* SET EXERCISE
Could you write out every record below exactly, leaving out any pictures?
## begin AVAILABLE RECORDS
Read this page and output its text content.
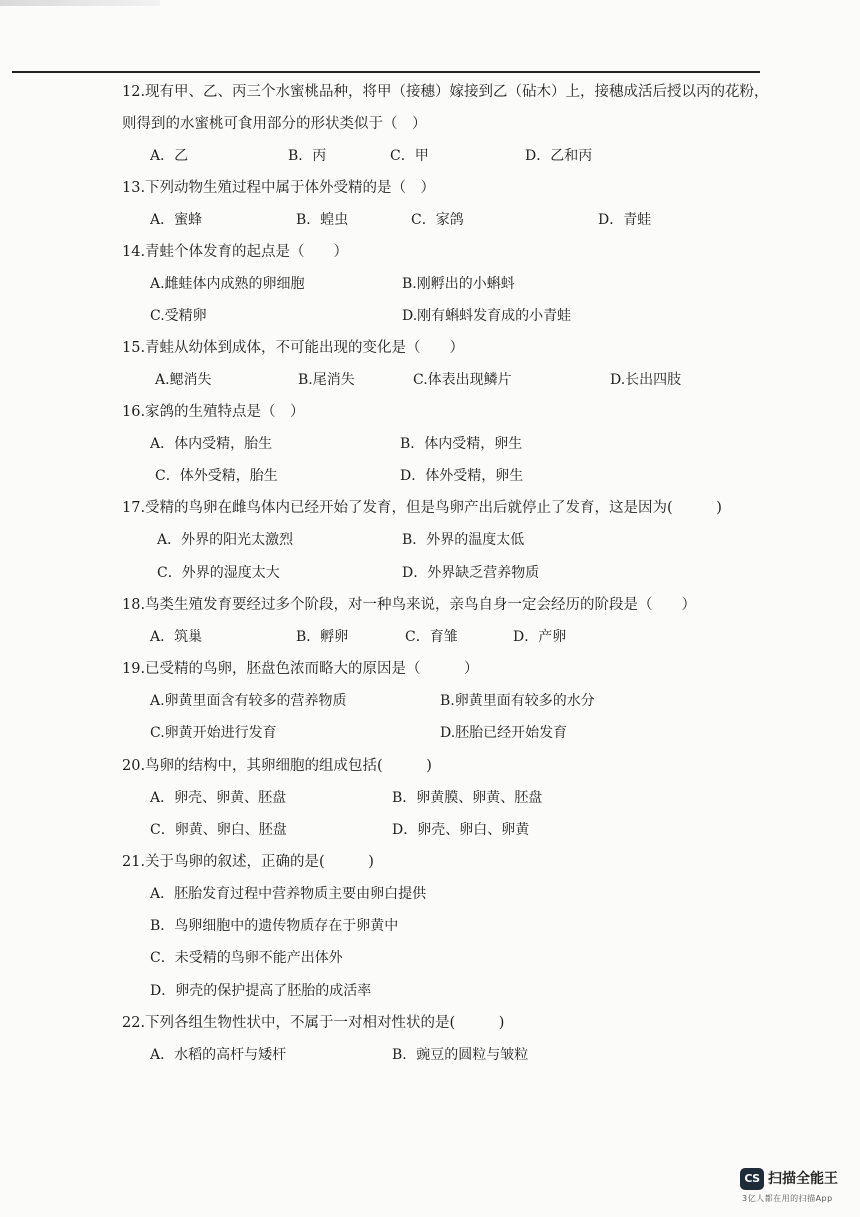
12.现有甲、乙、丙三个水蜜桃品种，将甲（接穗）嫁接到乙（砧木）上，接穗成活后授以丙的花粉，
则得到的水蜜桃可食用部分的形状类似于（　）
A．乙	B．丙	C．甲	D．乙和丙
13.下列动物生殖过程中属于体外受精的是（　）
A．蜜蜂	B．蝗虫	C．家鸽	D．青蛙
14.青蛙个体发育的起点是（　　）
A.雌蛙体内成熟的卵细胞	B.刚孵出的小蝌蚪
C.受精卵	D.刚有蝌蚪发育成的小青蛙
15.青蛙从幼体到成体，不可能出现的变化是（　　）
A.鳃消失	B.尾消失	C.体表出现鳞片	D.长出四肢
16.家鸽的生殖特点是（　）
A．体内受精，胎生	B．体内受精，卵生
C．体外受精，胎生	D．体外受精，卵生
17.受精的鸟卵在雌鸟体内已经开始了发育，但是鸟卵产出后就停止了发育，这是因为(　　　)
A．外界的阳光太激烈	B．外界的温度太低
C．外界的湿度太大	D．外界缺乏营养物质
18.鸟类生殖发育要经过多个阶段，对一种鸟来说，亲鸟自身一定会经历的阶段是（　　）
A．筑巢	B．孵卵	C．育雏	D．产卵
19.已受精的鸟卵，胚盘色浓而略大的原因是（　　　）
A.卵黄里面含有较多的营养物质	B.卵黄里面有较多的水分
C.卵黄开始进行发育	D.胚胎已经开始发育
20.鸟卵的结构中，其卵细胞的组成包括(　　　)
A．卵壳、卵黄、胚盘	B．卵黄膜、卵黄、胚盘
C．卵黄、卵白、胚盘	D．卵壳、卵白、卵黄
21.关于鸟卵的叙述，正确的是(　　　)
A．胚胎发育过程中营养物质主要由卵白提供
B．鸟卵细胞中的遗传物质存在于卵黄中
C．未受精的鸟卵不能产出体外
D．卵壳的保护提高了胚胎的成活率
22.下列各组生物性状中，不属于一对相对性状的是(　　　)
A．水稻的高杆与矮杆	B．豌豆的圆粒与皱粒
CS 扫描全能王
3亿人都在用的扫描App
## end AVAILABLE RECORDS
* RESULT FOR THIS EXERCISE
Read this page and output its text content.
12.现有甲、乙、丙三个水蜜桃品种，将甲（接穗）嫁接到乙（砧木）上，接穗成活后授以丙的花粉，
则得到的水蜜桃可食用部分的形状类似于（　）
A．乙	B．丙	C．甲	D．乙和丙
13.下列动物生殖过程中属于体外受精的是（　）
A．蜜蜂	B．蝗虫	C．家鸽	D．青蛙
14.青蛙个体发育的起点是（　　）
A.雌蛙体内成熟的卵细胞	B.刚孵出的小蝌蚪
C.受精卵	D.刚有蝌蚪发育成的小青蛙
15.青蛙从幼体到成体，不可能出现的变化是（　　）
A.鳃消失	B.尾消失	C.体表出现鳞片	D.长出四肢
16.家鸽的生殖特点是（　）
A．体内受精，胎生	B．体内受精，卵生
C．体外受精，胎生	D．体外受精，卵生
17.受精的鸟卵在雌鸟体内已经开始了发育，但是鸟卵产出后就停止了发育，这是因为(　　　)
A．外界的阳光太激烈	B．外界的温度太低
C．外界的湿度太大	D．外界缺乏营养物质
18.鸟类生殖发育要经过多个阶段，对一种鸟来说，亲鸟自身一定会经历的阶段是（　　）
A．筑巢	B．孵卵	C．育雏	D．产卵
19.已受精的鸟卵，胚盘色浓而略大的原因是（　　　）
A.卵黄里面含有较多的营养物质	B.卵黄里面有较多的水分
C.卵黄开始进行发育	D.胚胎已经开始发育
20.鸟卵的结构中，其卵细胞的组成包括(　　　)
A．卵壳、卵黄、胚盘	B．卵黄膜、卵黄、胚盘
C．卵黄、卵白、胚盘	D．卵壳、卵白、卵黄
21.关于鸟卵的叙述，正确的是(　　　)
A．胚胎发育过程中营养物质主要由卵白提供
B．鸟卵细胞中的遗传物质存在于卵黄中
C．未受精的鸟卵不能产出体外
D．卵壳的保护提高了胚胎的成活率
22.下列各组生物性状中，不属于一对相对性状的是(　　　)
A．水稻的高杆与矮杆	B．豌豆的圆粒与皱粒
CS 扫描全能王
3亿人都在用的扫描App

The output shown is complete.